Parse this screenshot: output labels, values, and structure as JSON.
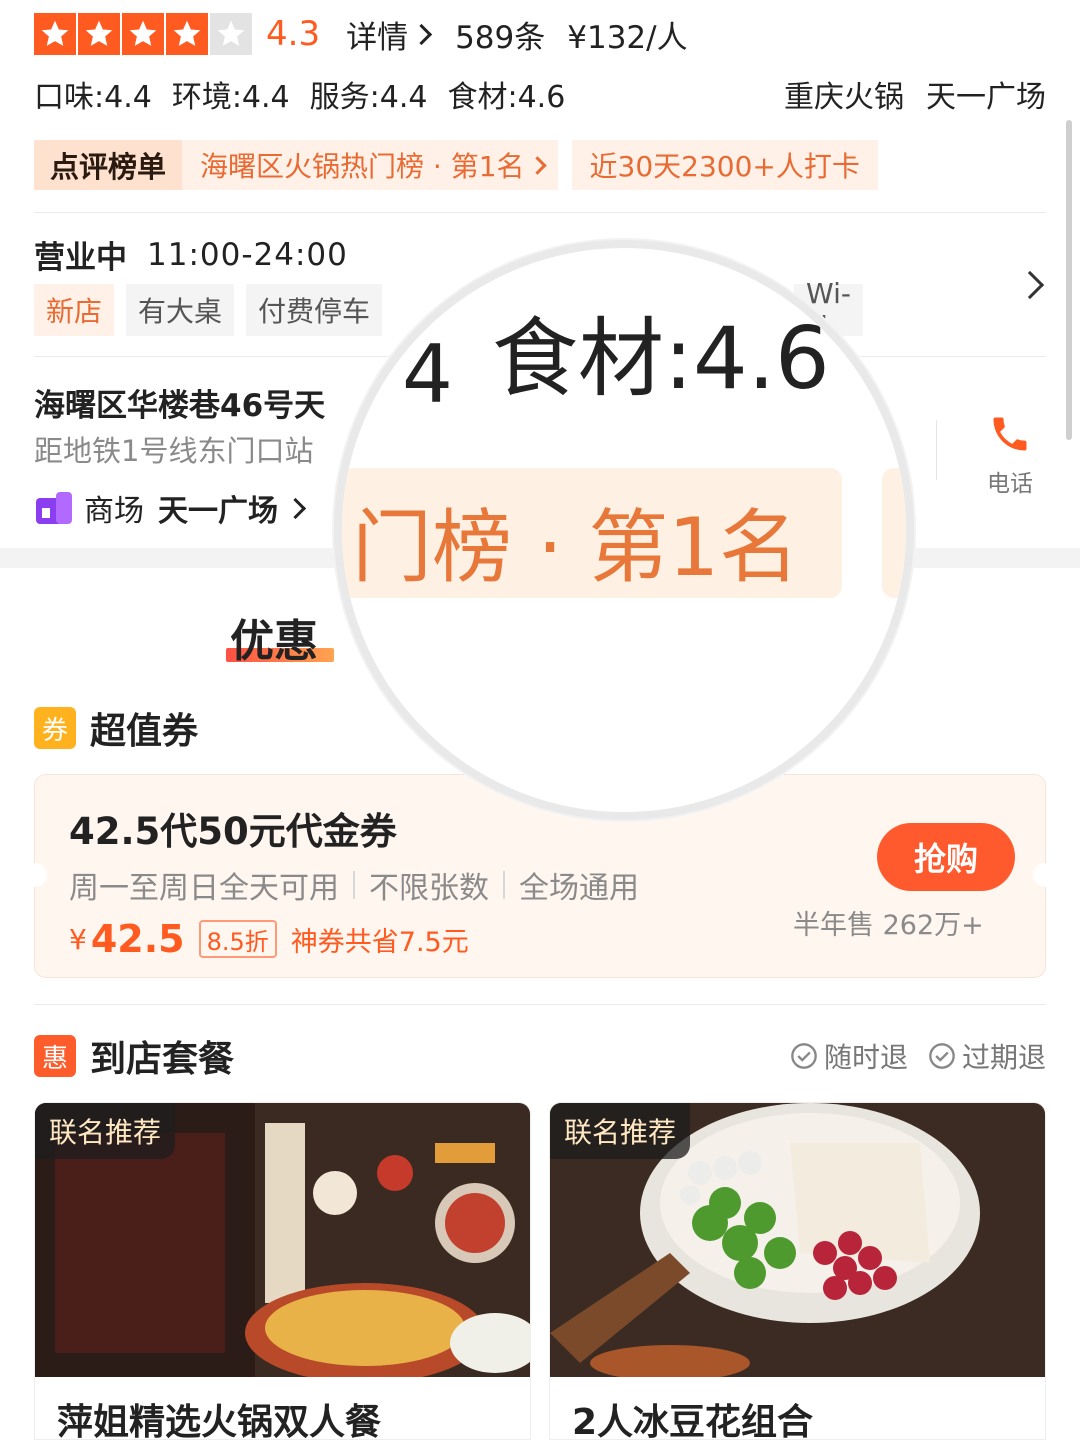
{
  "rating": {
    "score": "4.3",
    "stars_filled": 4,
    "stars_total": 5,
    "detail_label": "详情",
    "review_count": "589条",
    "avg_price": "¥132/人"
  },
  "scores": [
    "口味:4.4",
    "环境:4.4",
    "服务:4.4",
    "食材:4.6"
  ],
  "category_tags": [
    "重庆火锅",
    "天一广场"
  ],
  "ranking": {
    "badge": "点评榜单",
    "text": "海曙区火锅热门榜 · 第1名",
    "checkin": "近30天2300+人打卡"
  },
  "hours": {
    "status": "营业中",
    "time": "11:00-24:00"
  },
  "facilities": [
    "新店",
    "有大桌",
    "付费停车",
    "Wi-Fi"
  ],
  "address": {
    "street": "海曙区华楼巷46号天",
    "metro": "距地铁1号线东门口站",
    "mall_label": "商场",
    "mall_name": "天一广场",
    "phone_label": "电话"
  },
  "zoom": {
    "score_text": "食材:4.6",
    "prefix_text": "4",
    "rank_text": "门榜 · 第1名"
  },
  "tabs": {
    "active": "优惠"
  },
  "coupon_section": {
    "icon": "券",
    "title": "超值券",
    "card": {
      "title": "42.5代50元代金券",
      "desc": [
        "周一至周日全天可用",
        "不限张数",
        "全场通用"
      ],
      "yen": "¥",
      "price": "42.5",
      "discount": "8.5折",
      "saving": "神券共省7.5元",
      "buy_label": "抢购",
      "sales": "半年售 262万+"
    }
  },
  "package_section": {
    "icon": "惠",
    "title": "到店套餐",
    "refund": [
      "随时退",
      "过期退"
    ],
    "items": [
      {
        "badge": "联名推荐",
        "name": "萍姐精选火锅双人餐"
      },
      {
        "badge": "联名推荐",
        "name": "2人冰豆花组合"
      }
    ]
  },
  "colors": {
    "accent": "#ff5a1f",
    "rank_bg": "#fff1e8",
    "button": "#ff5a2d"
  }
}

PROBLEM DETAILS:
Search the records for the word "title". Copy every line that has it.

SOLUTION TO THIS EXERCISE:
    "title": "超值券",
      "title": "42.5代50元代金券",
    "title": "到店套餐",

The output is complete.